> [Stated task]: Copy out all lines that hold "Within".

◆ ◆ ◆ ◆

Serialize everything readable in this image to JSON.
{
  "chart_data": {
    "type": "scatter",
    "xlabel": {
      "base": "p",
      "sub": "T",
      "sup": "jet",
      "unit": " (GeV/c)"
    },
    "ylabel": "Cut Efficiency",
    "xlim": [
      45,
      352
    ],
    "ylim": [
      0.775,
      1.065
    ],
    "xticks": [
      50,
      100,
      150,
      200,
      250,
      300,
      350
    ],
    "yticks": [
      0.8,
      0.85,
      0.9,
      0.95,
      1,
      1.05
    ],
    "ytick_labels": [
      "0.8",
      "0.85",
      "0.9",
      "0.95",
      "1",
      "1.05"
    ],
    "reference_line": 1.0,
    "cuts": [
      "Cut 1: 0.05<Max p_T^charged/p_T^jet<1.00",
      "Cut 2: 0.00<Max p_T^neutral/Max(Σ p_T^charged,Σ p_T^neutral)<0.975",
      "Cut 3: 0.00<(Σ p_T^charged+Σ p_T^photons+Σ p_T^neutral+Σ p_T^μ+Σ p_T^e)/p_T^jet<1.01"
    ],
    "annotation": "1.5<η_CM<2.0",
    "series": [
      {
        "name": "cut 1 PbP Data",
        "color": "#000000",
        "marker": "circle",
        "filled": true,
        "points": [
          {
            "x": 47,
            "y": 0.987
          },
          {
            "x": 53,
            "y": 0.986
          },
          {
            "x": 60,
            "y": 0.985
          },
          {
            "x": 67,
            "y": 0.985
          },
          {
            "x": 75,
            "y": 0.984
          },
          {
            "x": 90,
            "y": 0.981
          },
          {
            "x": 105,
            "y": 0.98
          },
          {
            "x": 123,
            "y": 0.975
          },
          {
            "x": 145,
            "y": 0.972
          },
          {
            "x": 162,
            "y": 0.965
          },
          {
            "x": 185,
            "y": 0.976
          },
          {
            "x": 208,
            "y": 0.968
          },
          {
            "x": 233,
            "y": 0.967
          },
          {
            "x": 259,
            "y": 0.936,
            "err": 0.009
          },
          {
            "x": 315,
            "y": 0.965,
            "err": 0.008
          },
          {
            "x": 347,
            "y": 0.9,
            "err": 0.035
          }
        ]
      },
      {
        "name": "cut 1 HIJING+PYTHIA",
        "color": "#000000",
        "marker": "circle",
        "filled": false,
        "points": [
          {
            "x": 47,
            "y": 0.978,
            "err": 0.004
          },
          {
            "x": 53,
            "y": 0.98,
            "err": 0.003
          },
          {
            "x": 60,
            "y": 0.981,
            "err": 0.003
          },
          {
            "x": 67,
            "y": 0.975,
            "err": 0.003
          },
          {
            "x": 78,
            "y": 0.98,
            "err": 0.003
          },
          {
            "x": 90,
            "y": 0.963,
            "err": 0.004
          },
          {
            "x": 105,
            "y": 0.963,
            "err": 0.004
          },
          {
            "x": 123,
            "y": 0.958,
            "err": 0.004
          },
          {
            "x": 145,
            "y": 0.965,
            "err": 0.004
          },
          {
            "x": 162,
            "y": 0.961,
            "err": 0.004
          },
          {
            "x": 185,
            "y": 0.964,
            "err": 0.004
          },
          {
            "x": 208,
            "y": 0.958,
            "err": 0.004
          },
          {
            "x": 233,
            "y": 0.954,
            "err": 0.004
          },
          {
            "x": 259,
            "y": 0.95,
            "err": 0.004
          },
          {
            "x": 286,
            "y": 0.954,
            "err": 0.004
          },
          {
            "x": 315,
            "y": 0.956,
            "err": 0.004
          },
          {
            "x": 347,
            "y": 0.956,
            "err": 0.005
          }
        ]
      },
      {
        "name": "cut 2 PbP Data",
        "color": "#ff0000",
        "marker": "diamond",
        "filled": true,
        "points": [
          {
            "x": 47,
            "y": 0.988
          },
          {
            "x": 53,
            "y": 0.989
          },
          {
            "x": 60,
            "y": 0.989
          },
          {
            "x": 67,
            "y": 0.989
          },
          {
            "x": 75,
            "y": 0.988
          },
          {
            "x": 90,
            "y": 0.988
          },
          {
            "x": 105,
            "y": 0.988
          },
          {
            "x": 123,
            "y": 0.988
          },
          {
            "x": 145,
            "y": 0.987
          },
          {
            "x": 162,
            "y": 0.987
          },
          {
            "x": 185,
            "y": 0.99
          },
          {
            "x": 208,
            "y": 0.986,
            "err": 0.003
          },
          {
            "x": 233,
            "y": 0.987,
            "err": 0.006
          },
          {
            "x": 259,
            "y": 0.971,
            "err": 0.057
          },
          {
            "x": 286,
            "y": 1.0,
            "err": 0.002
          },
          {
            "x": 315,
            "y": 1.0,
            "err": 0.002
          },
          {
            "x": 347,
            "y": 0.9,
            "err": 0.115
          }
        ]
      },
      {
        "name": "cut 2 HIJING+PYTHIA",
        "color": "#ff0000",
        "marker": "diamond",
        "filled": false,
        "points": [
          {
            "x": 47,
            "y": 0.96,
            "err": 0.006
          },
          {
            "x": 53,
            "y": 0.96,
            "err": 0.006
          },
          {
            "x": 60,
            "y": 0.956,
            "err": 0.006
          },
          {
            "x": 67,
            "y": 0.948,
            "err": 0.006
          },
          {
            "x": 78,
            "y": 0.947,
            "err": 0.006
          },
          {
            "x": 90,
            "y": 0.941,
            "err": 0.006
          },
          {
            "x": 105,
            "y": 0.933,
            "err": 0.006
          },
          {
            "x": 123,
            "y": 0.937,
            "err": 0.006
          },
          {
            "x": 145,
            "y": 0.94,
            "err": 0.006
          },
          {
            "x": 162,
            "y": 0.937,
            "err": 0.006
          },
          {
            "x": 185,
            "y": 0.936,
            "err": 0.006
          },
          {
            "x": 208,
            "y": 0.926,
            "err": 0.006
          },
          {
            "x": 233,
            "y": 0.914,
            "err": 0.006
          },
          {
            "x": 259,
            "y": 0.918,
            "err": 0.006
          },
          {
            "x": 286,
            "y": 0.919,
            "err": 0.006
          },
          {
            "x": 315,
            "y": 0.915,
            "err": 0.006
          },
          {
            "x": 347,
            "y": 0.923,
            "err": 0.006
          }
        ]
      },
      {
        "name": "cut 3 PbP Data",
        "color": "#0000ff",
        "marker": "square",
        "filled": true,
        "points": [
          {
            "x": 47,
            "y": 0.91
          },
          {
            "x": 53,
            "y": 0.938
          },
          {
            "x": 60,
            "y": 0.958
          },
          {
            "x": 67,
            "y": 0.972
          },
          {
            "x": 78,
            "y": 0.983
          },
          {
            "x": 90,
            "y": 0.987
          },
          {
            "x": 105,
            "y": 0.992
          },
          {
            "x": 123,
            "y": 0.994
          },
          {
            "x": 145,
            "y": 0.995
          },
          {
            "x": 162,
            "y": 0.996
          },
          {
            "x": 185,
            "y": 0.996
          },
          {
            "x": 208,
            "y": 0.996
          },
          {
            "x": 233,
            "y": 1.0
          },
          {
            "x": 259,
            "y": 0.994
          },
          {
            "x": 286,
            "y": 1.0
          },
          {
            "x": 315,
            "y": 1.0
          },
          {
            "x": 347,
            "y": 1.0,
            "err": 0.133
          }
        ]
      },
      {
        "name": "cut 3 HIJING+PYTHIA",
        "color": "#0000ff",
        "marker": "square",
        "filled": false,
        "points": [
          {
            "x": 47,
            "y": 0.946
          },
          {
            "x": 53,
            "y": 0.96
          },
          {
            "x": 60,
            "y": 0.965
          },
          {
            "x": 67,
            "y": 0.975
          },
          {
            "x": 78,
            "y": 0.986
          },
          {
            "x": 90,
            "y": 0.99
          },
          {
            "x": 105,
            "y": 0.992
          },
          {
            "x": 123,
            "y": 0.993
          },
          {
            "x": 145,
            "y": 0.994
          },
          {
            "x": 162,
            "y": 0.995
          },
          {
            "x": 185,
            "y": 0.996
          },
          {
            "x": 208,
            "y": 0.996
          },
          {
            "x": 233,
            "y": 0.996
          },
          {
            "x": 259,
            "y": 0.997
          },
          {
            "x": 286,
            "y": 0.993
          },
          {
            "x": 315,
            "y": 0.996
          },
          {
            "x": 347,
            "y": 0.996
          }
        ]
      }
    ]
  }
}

◆ ◆ ◆ ◆

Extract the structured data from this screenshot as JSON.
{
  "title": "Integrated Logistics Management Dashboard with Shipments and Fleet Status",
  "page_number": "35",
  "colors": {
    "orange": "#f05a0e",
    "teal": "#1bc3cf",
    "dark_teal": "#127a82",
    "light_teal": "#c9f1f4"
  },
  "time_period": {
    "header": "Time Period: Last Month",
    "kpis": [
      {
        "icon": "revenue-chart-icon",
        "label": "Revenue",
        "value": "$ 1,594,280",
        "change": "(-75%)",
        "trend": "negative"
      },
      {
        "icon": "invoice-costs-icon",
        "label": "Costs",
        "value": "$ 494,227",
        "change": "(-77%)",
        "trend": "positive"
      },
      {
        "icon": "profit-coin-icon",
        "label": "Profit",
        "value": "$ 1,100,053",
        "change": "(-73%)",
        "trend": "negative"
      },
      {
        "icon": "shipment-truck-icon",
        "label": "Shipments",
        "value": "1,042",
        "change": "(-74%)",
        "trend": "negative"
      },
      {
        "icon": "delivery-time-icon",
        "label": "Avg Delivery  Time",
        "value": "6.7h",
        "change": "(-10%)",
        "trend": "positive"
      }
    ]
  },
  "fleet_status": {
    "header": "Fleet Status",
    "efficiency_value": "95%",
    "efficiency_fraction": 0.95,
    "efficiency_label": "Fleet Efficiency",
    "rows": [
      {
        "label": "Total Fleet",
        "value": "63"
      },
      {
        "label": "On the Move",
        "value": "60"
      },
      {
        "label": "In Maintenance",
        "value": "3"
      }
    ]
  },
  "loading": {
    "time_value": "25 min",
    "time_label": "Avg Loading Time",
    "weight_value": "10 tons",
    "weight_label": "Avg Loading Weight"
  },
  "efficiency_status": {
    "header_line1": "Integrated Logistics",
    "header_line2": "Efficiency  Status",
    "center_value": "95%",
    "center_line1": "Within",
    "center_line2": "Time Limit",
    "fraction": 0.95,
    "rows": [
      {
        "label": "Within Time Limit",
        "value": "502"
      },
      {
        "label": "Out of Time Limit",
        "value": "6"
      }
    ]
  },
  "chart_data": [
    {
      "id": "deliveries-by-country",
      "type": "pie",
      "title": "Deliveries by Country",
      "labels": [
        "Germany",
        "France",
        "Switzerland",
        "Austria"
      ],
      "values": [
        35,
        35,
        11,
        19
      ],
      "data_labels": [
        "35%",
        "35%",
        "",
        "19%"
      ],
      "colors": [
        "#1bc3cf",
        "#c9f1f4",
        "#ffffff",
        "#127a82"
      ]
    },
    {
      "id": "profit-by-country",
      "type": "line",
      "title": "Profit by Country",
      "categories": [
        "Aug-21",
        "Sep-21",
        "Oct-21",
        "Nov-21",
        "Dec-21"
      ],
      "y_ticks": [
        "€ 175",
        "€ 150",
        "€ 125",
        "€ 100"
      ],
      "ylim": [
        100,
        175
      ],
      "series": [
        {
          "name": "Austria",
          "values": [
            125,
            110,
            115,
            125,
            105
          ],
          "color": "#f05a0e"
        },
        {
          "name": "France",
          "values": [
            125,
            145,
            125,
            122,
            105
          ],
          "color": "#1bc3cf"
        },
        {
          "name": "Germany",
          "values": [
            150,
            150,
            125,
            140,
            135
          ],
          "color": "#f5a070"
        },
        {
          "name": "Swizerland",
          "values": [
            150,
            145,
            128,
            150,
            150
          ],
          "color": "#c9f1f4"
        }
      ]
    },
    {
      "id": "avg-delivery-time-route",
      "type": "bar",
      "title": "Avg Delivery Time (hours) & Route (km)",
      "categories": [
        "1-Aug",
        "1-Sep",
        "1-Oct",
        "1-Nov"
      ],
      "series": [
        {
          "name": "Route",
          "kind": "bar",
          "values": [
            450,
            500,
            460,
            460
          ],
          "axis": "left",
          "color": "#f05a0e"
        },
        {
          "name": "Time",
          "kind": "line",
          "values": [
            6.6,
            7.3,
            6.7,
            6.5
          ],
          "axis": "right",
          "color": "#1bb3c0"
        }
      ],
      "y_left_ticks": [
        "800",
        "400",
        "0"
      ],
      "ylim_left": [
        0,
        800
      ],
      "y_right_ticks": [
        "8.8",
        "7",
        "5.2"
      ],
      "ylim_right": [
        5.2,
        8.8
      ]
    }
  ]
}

◆ ◆ ◆ ◆

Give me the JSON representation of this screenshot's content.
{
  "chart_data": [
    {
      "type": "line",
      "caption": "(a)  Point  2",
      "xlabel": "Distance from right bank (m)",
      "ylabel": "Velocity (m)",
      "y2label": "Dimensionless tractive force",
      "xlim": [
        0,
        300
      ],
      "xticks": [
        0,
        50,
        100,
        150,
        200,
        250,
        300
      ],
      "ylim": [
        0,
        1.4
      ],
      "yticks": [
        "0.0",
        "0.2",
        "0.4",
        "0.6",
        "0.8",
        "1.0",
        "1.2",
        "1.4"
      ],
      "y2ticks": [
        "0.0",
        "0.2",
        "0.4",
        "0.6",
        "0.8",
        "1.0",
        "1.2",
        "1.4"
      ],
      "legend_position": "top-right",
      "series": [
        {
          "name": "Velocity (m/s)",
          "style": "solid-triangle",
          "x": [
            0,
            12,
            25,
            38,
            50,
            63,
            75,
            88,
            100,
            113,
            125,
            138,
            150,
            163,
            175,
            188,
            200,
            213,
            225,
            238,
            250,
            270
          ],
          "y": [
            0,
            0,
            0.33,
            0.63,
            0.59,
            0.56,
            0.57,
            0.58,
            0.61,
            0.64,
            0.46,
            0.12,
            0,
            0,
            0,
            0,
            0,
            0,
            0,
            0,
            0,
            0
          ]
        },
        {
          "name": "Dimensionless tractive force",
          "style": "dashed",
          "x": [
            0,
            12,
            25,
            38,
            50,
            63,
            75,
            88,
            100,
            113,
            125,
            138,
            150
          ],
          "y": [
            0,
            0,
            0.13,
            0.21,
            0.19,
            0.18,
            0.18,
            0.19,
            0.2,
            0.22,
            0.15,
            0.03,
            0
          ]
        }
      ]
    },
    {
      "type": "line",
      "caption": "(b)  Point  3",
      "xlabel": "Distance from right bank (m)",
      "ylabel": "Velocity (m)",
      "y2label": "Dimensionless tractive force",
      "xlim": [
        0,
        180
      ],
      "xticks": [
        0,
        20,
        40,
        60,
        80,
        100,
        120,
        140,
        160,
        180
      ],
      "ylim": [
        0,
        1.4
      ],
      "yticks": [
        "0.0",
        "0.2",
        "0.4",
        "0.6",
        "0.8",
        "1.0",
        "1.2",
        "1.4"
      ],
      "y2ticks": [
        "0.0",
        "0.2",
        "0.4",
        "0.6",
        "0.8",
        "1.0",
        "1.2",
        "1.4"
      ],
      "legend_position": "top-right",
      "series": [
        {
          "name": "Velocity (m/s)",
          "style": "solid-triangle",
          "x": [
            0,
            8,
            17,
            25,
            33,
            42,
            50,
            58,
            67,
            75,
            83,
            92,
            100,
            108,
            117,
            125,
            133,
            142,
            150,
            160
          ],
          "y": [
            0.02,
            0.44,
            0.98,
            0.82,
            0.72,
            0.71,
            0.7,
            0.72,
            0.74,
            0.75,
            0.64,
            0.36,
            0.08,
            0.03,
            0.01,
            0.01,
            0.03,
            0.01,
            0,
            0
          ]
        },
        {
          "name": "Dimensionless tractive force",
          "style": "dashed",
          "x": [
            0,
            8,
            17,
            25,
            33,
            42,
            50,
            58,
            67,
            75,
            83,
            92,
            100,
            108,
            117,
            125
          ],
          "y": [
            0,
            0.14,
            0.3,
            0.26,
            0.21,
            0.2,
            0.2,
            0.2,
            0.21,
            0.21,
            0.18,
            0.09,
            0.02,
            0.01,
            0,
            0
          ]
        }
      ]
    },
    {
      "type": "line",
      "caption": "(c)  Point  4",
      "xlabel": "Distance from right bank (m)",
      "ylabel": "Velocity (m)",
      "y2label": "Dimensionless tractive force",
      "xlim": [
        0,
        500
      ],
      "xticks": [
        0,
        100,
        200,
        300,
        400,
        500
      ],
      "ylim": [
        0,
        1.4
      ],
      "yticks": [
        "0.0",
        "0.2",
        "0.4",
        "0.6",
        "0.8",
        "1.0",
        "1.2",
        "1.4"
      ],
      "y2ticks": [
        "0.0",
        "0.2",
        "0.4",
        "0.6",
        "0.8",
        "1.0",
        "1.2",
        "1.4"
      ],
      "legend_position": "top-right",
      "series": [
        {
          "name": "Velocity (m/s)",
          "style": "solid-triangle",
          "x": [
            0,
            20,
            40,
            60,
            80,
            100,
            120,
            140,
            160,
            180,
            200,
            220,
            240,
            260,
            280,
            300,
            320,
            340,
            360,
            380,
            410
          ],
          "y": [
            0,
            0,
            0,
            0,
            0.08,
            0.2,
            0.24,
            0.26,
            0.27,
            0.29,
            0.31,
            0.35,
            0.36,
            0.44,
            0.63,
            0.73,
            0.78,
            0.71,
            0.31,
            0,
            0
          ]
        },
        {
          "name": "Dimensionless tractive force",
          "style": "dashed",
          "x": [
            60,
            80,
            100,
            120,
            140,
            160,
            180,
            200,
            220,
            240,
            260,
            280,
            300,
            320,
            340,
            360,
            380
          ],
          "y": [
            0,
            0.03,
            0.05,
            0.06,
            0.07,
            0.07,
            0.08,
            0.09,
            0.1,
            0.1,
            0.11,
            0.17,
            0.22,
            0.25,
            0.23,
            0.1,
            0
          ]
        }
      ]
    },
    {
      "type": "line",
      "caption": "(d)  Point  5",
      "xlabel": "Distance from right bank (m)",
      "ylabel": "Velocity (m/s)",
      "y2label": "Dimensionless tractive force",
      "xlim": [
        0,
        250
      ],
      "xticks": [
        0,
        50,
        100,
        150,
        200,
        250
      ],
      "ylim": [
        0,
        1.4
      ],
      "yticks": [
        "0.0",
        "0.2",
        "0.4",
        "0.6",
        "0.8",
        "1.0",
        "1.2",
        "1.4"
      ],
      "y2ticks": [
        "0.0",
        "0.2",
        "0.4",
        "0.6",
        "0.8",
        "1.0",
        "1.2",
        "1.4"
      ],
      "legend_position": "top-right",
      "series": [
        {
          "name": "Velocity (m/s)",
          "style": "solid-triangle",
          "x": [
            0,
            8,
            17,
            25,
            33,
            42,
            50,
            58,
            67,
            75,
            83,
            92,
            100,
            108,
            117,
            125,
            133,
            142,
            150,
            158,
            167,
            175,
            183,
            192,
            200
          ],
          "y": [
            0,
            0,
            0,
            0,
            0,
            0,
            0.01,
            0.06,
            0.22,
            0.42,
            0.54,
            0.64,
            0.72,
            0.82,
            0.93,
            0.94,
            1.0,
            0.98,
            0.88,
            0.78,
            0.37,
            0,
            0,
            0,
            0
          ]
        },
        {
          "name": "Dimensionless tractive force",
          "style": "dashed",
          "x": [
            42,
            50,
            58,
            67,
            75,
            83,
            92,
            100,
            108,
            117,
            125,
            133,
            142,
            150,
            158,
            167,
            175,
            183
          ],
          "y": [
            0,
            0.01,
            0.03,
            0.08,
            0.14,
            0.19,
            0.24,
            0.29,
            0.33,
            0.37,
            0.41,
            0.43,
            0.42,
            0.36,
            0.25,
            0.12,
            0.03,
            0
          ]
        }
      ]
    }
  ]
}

◆ ◆ ◆ ◆

> [Full response]:
    "center_line1": "Within",
        "label": "Within Time Limit",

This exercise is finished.